» Goal: In the listing below, how many lines contain the word "Price"? Please respond with the number only.

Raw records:
◇ ◇ ◇
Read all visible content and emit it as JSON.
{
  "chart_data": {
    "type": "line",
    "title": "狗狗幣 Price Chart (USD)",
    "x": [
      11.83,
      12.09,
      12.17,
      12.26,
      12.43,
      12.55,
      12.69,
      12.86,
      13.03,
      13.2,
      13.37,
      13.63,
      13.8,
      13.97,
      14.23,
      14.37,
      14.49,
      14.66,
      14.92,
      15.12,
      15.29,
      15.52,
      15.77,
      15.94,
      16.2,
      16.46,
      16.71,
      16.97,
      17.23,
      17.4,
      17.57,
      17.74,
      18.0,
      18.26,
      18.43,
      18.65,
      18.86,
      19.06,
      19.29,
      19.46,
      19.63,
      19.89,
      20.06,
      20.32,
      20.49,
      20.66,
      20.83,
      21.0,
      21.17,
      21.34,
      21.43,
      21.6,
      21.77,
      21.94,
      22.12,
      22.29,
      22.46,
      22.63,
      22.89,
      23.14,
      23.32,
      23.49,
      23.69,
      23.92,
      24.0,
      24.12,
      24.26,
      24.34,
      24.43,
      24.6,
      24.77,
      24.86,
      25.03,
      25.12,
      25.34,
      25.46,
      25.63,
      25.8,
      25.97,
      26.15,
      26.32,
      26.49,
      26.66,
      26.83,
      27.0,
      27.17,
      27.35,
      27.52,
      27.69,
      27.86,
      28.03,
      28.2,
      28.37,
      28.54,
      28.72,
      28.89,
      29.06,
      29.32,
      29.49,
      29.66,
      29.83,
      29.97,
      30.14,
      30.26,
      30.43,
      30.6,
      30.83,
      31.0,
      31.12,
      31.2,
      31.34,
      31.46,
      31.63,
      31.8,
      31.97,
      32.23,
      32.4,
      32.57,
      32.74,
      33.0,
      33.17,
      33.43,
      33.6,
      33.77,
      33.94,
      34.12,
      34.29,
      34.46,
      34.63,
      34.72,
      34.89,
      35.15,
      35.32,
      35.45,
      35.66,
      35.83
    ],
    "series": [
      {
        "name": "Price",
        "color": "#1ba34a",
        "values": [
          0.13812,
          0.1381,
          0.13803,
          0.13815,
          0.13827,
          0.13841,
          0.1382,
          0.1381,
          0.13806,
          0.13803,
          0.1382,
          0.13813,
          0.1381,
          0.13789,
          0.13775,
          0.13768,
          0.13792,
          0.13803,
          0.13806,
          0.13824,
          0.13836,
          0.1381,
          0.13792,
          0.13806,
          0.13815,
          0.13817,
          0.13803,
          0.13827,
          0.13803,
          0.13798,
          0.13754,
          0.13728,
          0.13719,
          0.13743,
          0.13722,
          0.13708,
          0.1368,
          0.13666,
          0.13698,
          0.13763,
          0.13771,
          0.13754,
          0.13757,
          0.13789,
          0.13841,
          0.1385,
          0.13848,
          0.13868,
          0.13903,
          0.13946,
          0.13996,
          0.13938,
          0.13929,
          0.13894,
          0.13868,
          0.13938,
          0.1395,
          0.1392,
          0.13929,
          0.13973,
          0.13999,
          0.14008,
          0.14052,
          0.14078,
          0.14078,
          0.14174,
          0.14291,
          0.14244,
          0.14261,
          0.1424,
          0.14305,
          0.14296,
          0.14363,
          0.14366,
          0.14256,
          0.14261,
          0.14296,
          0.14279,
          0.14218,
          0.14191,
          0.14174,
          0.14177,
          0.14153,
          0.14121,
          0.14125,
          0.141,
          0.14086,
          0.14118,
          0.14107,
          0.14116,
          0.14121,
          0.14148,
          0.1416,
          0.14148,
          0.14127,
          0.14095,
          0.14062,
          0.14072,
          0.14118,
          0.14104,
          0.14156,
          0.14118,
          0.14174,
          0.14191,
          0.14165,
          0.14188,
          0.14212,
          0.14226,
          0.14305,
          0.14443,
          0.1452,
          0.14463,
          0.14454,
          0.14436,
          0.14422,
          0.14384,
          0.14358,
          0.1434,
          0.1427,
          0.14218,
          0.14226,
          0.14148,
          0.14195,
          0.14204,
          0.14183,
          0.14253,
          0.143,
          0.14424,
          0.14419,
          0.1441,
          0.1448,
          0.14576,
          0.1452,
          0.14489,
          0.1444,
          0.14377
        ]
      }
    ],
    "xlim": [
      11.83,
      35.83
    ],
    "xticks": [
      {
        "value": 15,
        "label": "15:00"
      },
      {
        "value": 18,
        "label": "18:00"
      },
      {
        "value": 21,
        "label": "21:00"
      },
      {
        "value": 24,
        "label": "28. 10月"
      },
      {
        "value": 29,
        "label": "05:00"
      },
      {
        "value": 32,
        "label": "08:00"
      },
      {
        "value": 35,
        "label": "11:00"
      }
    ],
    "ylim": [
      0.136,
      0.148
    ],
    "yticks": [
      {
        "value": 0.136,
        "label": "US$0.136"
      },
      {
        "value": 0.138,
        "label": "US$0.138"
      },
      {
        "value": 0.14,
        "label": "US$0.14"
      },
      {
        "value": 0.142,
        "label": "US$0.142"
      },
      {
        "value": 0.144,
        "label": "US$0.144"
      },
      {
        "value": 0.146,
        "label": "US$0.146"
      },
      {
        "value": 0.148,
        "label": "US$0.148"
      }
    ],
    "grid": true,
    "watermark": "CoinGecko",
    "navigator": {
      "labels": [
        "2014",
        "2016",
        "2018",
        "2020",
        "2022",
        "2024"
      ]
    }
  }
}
◇ ◇ ◇
» Solution for this problem: 2